#### Written request
Tell how many lines in these records contain the string "художественная", with only the number as the reply.

#### Listed entries
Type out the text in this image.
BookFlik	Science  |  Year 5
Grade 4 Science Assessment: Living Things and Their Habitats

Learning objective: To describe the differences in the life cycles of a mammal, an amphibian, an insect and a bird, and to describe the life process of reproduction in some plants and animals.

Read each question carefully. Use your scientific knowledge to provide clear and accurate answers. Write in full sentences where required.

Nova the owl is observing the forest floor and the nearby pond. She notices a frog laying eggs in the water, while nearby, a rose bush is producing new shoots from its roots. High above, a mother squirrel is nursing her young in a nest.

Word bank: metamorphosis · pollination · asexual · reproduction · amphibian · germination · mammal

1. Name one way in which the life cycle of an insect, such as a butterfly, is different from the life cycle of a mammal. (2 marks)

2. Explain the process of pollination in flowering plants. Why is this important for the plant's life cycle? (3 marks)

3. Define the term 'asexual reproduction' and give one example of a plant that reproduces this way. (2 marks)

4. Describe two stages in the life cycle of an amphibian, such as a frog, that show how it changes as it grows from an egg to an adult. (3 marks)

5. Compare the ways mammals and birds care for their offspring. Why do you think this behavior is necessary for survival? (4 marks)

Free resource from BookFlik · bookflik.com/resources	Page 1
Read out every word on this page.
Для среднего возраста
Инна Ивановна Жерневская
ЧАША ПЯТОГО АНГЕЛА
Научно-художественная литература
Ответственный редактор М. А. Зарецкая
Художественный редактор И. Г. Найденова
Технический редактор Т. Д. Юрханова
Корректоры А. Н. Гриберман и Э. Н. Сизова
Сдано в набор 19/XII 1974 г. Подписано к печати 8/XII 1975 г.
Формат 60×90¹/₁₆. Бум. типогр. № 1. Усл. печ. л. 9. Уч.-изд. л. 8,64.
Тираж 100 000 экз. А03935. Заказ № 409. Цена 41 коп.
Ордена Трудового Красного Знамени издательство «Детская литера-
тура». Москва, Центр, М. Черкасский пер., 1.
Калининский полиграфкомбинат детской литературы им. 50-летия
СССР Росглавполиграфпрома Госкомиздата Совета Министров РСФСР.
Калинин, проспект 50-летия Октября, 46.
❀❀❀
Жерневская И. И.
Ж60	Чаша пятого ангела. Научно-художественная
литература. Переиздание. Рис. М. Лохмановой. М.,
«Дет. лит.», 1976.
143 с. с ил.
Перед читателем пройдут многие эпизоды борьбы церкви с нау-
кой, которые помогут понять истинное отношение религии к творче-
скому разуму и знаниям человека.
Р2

#### Finished task
2